Task instructions — Reproduce all the lines below exactly and omit the images.

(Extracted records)
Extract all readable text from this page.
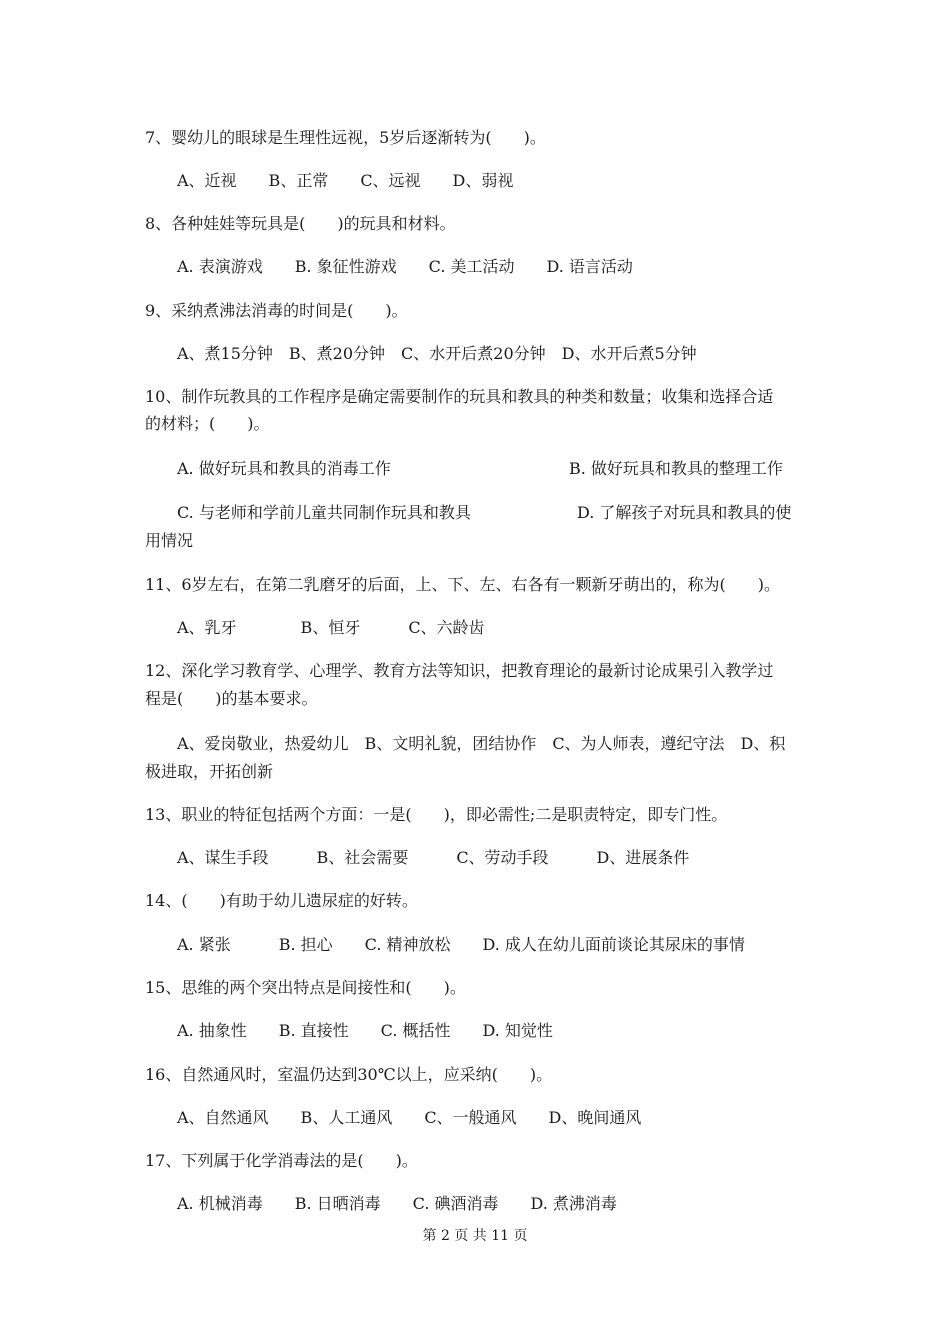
7、婴幼儿的眼球是生理性远视，5岁后逐渐转为(　　)。
A、近视　　B、正常　　C、远视　　D、弱视
8、各种娃娃等玩具是(　　)的玩具和材料。
A. 表演游戏　　B. 象征性游戏　　C. 美工活动　　D. 语言活动
9、采纳煮沸法消毒的时间是(　　)。
A、煮15分钟　B、煮20分钟　C、水开后煮20分钟　D、水开后煮5分钟
10、制作玩教具的工作程序是确定需要制作的玩具和教具的种类和数量；收集和选择合适
的材料；(　　)。
A. 做好玩具和教具的消毒工作	B. 做好玩具和教具的整理工作
C. 与老师和学前儿童共同制作玩具和教具	D. 了解孩子对玩具和教具的使
用情况
11、6岁左右，在第二乳磨牙的后面，上、下、左、右各有一颗新牙萌出的，称为(　　)。
A、乳牙　　　　B、恒牙　　　C、六龄齿
12、深化学习教育学、心理学、教育方法等知识，把教育理论的最新讨论成果引入教学过
程是(　　)的基本要求。
A、爱岗敬业，热爱幼儿　B、文明礼貌，团结协作　C、为人师表，遵纪守法　D、积
极进取，开拓创新
13、职业的特征包括两个方面：一是(　　)，即必需性;二是职责特定，即专门性。
A、谋生手段　　　B、社会需要　　　C、劳动手段　　　D、进展条件
14、(　　)有助于幼儿遗尿症的好转。
A. 紧张　　　B. 担心　　C. 精神放松　　D. 成人在幼儿面前谈论其尿床的事情
15、思维的两个突出特点是间接性和(　　)。
A. 抽象性　　B. 直接性　　C. 概括性　　D. 知觉性
16、自然通风时，室温仍达到30℃以上，应采纳(　　)。
A、自然通风　　B、人工通风　　C、一般通风　　D、晚间通风
17、下列属于化学消毒法的是(　　)。
A. 机械消毒　　B. 日晒消毒　　C. 碘酒消毒　　D. 煮沸消毒
第 2 页 共 11 页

Correct answer —
Extract all readable text from this page.
7、婴幼儿的眼球是生理性远视，5岁后逐渐转为(　　)。
A、近视　　B、正常　　C、远视　　D、弱视
8、各种娃娃等玩具是(　　)的玩具和材料。
A. 表演游戏　　B. 象征性游戏　　C. 美工活动　　D. 语言活动
9、采纳煮沸法消毒的时间是(　　)。
A、煮15分钟　B、煮20分钟　C、水开后煮20分钟　D、水开后煮5分钟
10、制作玩教具的工作程序是确定需要制作的玩具和教具的种类和数量；收集和选择合适
的材料；(　　)。
A. 做好玩具和教具的消毒工作	B. 做好玩具和教具的整理工作
C. 与老师和学前儿童共同制作玩具和教具	D. 了解孩子对玩具和教具的使
用情况
11、6岁左右，在第二乳磨牙的后面，上、下、左、右各有一颗新牙萌出的，称为(　　)。
A、乳牙　　　　B、恒牙　　　C、六龄齿
12、深化学习教育学、心理学、教育方法等知识，把教育理论的最新讨论成果引入教学过
程是(　　)的基本要求。
A、爱岗敬业，热爱幼儿　B、文明礼貌，团结协作　C、为人师表，遵纪守法　D、积
极进取，开拓创新
13、职业的特征包括两个方面：一是(　　)，即必需性;二是职责特定，即专门性。
A、谋生手段　　　B、社会需要　　　C、劳动手段　　　D、进展条件
14、(　　)有助于幼儿遗尿症的好转。
A. 紧张　　　B. 担心　　C. 精神放松　　D. 成人在幼儿面前谈论其尿床的事情
15、思维的两个突出特点是间接性和(　　)。
A. 抽象性　　B. 直接性　　C. 概括性　　D. 知觉性
16、自然通风时，室温仍达到30℃以上，应采纳(　　)。
A、自然通风　　B、人工通风　　C、一般通风　　D、晚间通风
17、下列属于化学消毒法的是(　　)。
A. 机械消毒　　B. 日晒消毒　　C. 碘酒消毒　　D. 煮沸消毒
第 2 页 共 11 页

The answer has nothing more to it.